— start Provided information —

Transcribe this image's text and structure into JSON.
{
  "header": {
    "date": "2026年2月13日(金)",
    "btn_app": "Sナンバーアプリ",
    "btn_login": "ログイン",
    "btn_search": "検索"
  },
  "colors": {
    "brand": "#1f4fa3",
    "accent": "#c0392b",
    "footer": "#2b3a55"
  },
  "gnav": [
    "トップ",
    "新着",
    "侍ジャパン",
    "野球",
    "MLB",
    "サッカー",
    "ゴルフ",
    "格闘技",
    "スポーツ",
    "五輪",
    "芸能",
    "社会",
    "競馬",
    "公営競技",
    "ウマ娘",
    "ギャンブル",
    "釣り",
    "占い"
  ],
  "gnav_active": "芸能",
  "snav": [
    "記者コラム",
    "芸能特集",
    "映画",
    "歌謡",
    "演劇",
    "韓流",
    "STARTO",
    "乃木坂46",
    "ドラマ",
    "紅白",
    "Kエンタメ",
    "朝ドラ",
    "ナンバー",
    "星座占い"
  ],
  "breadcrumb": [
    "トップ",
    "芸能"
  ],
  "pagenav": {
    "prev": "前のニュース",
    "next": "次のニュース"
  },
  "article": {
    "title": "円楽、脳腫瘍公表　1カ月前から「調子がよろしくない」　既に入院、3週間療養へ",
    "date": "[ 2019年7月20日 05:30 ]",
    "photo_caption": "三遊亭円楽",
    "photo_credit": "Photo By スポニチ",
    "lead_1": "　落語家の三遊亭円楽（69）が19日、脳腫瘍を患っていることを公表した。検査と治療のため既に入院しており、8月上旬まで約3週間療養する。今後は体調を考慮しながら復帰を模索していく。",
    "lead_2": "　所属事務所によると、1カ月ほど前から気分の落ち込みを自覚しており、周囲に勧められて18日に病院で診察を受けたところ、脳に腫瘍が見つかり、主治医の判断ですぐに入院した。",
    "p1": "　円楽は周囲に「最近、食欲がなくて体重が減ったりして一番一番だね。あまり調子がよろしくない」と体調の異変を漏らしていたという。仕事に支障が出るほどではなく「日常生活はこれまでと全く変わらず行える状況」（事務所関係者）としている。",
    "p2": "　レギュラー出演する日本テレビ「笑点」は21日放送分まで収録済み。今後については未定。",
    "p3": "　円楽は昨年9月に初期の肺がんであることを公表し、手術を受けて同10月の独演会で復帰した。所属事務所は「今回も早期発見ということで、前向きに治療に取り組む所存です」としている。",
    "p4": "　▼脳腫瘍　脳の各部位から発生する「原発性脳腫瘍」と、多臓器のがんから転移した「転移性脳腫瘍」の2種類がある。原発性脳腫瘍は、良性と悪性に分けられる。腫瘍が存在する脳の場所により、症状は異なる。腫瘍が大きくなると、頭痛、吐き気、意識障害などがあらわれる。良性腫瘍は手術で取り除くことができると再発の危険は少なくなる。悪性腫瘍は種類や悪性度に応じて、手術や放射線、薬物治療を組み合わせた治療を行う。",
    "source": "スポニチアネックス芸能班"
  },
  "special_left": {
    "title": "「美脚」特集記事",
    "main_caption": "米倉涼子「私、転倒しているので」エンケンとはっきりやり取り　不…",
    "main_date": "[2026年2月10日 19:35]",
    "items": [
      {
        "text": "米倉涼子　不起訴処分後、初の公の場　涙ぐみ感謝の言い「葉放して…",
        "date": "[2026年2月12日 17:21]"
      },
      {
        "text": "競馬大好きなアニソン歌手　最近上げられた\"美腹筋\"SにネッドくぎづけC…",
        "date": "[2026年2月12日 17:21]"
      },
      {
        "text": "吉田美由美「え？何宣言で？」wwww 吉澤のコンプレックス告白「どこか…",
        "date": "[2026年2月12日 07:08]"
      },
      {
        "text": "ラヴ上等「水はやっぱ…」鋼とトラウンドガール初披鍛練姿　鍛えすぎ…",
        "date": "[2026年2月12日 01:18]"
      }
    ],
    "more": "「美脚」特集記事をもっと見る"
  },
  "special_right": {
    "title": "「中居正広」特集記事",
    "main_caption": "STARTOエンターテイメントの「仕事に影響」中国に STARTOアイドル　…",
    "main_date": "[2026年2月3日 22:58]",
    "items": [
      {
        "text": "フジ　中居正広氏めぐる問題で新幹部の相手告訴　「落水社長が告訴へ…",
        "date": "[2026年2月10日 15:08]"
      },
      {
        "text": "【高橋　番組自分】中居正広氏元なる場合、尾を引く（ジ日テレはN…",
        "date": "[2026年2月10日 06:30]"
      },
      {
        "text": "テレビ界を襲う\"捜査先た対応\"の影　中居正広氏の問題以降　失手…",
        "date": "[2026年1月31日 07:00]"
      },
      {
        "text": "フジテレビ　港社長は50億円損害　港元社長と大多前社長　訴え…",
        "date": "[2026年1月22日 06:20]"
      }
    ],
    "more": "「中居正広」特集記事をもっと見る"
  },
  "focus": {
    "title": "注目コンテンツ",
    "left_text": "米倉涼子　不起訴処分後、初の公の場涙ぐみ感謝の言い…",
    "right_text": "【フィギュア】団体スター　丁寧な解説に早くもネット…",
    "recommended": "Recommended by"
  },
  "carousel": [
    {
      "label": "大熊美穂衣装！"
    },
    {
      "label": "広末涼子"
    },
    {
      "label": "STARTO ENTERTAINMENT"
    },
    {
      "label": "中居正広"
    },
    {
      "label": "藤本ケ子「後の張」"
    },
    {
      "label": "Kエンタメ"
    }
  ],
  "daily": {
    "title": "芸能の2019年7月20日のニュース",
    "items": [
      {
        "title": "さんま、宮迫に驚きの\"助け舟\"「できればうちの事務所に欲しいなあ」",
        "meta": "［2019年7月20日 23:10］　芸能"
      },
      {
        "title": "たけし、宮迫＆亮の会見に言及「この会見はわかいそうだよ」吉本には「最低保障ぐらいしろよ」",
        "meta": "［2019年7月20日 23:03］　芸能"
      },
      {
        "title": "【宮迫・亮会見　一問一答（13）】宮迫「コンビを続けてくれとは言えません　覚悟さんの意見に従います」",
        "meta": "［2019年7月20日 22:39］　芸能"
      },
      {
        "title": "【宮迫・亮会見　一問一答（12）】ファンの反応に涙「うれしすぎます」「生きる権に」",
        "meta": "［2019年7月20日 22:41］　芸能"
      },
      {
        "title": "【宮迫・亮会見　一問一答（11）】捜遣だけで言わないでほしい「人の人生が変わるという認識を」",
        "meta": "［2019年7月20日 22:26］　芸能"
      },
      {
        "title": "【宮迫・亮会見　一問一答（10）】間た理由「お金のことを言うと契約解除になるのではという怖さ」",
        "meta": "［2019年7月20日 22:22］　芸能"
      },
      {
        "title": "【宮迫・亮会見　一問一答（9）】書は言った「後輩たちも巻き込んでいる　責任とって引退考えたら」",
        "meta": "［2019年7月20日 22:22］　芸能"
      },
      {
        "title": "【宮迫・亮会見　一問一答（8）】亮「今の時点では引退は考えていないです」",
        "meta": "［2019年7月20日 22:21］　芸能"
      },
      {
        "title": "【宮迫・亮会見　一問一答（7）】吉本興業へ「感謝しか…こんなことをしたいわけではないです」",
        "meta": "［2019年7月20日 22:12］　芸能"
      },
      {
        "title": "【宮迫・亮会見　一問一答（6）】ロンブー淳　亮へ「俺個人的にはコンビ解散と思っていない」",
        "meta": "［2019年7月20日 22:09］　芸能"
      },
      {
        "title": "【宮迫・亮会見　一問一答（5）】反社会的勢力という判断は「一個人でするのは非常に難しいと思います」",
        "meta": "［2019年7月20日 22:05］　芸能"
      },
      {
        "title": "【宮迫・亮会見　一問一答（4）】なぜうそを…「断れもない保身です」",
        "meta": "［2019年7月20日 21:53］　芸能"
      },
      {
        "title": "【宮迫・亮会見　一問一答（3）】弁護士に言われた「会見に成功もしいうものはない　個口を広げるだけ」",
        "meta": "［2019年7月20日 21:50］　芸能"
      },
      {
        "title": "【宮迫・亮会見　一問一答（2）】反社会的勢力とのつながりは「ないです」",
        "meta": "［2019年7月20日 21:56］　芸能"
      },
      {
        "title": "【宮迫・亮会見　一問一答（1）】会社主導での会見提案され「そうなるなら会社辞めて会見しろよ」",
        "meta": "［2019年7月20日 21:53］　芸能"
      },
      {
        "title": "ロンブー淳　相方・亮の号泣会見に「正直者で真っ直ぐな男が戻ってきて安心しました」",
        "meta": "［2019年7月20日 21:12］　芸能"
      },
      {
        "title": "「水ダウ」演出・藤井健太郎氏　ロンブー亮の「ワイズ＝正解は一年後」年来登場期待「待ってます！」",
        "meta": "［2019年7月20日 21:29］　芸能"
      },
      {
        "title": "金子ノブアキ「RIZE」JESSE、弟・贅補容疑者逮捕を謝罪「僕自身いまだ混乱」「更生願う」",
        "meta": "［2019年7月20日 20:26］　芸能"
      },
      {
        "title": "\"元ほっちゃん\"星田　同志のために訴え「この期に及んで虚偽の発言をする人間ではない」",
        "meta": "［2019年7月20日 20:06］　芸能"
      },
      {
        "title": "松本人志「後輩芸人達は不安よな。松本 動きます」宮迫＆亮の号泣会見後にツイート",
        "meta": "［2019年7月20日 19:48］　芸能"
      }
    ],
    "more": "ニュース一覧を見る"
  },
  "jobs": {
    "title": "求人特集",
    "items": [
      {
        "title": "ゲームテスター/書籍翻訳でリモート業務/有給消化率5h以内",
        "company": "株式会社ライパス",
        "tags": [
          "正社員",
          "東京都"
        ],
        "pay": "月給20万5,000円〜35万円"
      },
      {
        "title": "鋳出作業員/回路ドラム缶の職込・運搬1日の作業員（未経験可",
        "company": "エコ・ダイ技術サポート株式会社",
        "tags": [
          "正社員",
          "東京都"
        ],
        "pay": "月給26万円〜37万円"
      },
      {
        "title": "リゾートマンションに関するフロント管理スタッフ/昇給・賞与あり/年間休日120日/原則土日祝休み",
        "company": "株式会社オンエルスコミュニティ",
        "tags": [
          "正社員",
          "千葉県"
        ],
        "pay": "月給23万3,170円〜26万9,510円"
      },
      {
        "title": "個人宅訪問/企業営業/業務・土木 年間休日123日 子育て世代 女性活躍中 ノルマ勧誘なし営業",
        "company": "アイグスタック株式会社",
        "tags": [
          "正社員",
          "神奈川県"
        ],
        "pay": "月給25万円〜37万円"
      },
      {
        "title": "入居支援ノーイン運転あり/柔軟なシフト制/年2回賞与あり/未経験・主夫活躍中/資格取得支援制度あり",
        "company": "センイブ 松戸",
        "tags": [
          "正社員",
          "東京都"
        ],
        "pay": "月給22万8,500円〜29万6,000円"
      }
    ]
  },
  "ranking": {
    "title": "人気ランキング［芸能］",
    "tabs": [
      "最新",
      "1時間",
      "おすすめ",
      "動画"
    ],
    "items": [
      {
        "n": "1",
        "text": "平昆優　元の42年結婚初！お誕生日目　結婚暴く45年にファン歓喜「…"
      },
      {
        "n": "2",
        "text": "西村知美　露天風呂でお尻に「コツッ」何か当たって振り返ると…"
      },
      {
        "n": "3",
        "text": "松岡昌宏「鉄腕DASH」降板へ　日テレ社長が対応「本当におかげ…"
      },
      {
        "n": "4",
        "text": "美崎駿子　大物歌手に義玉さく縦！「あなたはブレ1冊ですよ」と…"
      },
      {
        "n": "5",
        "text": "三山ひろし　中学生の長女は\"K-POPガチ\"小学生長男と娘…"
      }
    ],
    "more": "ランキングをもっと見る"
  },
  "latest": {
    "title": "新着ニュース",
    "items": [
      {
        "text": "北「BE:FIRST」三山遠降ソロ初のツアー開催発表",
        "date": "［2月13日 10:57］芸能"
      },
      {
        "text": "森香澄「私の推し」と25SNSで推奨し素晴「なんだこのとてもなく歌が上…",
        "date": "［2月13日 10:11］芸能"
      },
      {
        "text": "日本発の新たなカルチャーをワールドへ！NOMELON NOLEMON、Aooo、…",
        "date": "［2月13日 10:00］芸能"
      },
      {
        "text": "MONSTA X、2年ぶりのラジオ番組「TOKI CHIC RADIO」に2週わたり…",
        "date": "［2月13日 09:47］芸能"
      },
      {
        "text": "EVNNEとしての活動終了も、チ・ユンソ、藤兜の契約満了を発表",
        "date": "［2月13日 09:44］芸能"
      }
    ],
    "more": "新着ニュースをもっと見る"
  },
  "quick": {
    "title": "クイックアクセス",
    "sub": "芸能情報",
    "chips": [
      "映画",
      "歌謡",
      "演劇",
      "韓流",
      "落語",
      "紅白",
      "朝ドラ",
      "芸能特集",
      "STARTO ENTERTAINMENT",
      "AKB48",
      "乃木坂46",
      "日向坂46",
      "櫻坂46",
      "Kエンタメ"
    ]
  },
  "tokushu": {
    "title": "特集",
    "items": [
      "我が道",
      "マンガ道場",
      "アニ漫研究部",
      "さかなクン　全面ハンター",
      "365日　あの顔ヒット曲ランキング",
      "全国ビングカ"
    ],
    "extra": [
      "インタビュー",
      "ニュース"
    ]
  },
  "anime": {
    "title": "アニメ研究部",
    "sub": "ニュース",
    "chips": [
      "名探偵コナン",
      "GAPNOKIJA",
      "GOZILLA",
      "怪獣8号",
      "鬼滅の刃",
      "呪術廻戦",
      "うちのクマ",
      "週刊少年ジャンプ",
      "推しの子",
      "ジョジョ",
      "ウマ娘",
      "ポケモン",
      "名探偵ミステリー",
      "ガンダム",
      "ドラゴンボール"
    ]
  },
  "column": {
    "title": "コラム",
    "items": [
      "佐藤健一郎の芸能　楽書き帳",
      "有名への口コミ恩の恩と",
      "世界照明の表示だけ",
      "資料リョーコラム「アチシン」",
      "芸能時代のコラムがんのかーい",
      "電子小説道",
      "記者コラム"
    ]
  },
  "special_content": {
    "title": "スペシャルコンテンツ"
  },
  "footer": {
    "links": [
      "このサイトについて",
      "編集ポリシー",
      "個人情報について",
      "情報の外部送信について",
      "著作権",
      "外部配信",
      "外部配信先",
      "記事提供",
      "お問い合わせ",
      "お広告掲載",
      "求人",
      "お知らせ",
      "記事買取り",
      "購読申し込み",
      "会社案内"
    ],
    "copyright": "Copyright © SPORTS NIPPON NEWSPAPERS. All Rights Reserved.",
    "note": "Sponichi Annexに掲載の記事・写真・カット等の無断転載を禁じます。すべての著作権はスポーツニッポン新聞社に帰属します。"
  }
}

— end Provided information —

* _Stated goal_
Among the entries above, how many lines include the word "ENTERTAINMENT"? Reply with the number only.

* _Finished task_
2